▶ _Goal_:
Below are the records; reproduce all of them exactly but without any images.

▶ _Recorded data_:

━━━━━━━━━━━━━━━━━━━━━━━━━━━━━━

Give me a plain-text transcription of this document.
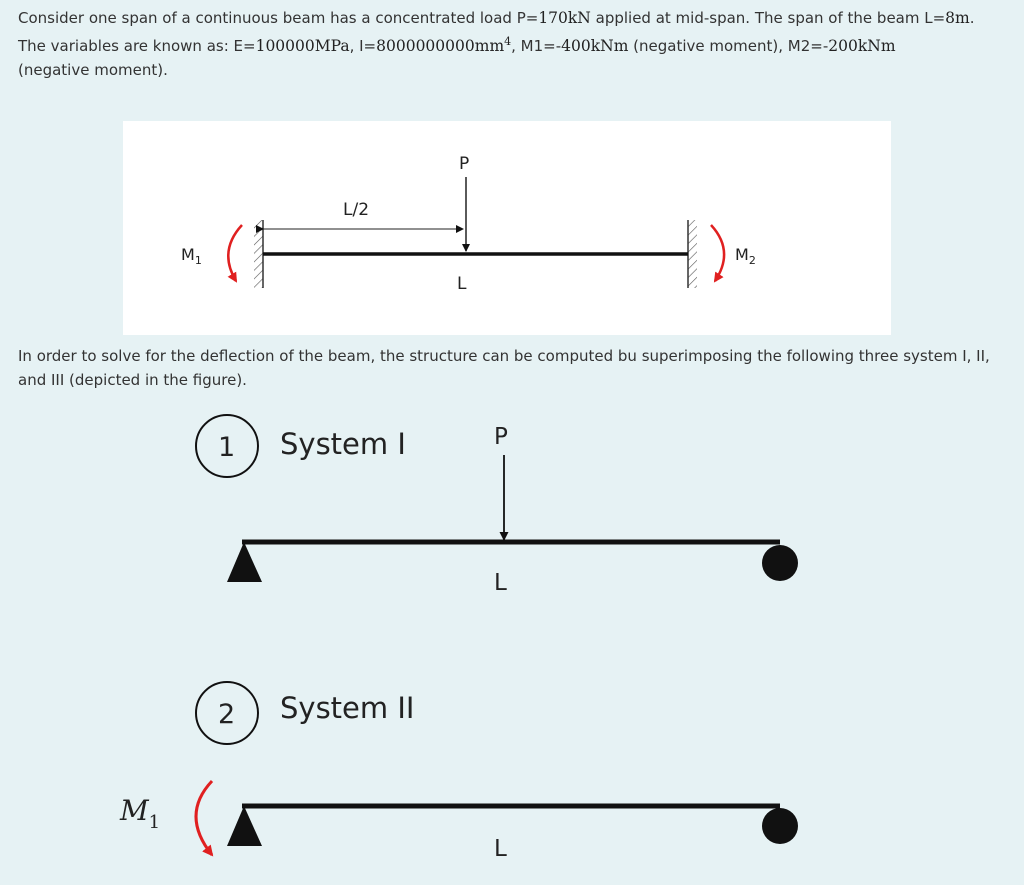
Consider one span of a continuous beam has a concentrated load P=170kN applied at mid-span. The span of the beam L=8m.
The variables are known as: E=100000MPa, $I=8000000000mm^4$, M1=-400kNm (negative moment), M2=-200kNm
(negative moment).
L/2
P
L
$M_1$	$M_2$
In order to solve for the deflection of the beam, the structure can be computed bu superimposing the following three system I, II,
and III (depicted in the figure).
1 System I	P
L
2 System II
$M_1$
L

━━━━━━━━━━━━━━━━━━━━━━━━━━━━━━

▶ _Task solution_:
Give me a plain-text transcription of this document.
Consider one span of a continuous beam has a concentrated load P=170kN applied at mid-span. The span of the beam L=8m.
The variables are known as: E=100000MPa, $I=8000000000mm^4$, M1=-400kNm (negative moment), M2=-200kNm
(negative moment).
L/2
P
L
$M_1$	$M_2$
In order to solve for the deflection of the beam, the structure can be computed bu superimposing the following three system I, II,
and III (depicted in the figure).
1 System I	P
L
2 System II
$M_1$
L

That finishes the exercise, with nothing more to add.